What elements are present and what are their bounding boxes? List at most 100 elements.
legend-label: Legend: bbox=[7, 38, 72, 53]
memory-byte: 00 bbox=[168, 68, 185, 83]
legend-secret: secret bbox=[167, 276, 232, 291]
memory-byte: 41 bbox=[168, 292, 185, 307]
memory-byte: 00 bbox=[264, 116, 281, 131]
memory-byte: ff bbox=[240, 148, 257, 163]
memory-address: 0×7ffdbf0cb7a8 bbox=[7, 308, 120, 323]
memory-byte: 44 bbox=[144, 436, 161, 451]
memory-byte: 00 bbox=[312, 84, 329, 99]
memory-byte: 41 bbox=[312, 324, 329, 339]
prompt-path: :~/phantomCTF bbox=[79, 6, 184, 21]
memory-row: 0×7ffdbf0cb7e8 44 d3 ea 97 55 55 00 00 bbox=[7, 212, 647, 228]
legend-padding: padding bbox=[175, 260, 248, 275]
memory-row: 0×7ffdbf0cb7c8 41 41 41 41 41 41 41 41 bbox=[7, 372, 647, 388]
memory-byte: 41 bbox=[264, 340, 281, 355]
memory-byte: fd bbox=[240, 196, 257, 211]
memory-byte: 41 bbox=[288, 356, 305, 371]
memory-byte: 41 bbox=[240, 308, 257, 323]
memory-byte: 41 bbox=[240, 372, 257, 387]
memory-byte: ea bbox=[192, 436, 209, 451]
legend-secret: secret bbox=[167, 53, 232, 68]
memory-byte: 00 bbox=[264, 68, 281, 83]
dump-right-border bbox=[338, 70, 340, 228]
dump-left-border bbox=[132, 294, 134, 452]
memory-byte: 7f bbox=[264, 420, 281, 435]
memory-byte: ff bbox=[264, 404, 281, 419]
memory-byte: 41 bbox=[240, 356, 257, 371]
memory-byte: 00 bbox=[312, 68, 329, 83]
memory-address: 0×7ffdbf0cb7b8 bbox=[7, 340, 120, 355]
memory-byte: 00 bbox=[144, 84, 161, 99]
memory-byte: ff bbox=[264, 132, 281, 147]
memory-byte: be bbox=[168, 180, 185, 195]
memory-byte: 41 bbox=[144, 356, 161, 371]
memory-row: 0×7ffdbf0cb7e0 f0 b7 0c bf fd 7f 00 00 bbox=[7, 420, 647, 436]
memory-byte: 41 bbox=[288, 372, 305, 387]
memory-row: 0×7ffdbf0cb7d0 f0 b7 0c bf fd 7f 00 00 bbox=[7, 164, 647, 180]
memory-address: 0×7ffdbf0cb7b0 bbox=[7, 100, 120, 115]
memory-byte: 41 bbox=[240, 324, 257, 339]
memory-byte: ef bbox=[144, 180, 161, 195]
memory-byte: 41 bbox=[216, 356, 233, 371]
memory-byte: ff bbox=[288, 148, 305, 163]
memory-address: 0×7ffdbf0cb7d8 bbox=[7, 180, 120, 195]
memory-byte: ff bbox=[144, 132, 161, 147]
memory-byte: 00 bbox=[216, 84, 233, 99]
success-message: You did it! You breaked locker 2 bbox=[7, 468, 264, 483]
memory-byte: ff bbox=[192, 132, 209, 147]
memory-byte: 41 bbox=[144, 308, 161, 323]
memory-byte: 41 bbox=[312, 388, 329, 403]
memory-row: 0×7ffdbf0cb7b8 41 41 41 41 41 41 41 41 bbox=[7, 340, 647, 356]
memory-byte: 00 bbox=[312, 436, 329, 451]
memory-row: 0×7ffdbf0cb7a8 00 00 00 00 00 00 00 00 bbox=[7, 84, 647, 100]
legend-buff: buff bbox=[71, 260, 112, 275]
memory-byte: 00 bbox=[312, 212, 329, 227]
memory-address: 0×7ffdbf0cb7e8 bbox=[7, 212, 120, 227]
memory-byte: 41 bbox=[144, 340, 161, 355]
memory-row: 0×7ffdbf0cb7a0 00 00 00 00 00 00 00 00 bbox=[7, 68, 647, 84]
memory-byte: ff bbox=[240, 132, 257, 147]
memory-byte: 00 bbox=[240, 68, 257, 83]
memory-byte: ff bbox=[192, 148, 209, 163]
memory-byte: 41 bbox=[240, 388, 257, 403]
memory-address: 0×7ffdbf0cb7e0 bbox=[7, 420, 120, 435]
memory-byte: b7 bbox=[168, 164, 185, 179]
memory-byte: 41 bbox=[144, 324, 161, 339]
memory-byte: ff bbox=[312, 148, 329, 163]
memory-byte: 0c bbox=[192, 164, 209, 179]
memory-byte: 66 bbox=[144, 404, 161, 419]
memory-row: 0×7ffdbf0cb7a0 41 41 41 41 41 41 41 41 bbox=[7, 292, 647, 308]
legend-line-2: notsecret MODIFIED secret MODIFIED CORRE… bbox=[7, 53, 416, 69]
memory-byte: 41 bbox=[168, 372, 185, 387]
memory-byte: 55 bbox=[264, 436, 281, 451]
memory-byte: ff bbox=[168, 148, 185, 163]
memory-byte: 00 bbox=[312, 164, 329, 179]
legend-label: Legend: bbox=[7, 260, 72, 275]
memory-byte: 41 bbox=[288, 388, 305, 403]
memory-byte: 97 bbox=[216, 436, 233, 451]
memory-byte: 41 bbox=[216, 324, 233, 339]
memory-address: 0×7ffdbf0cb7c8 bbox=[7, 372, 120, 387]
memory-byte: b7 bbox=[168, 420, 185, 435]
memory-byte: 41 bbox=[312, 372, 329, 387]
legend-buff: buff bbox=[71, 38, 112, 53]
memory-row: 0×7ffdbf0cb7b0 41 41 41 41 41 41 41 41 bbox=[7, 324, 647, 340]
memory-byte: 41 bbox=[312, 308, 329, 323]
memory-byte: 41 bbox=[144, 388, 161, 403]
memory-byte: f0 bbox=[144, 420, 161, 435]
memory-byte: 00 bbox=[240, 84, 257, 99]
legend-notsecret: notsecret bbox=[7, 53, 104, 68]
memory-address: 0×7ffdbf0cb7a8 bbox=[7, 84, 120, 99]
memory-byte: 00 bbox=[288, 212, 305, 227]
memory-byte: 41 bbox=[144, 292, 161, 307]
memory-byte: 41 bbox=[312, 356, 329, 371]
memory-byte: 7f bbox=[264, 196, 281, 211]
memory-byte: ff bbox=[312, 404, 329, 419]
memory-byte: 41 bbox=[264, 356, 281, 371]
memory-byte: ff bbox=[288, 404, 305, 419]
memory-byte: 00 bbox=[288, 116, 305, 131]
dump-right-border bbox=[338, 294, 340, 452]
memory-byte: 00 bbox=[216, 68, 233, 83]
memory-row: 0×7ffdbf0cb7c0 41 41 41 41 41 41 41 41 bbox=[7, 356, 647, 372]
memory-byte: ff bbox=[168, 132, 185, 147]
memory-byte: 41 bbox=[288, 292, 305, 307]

+ + +

**Short exercise:** Please rewrite everything from the start of the records down to the line containing "memory-byte: ff bbox=[240, 148, 257, 163]", with "bounding boxes" changed to "box coordinates" and all else unchanged. Return only those lines.

**Final result:**
What elements are present and what are their box coordinates? List at most 100 elements.
legend-label: Legend: bbox=[7, 38, 72, 53]
memory-byte: 00 bbox=[168, 68, 185, 83]
legend-secret: secret bbox=[167, 276, 232, 291]
memory-byte: 41 bbox=[168, 292, 185, 307]
memory-byte: 00 bbox=[264, 116, 281, 131]
memory-byte: ff bbox=[240, 148, 257, 163]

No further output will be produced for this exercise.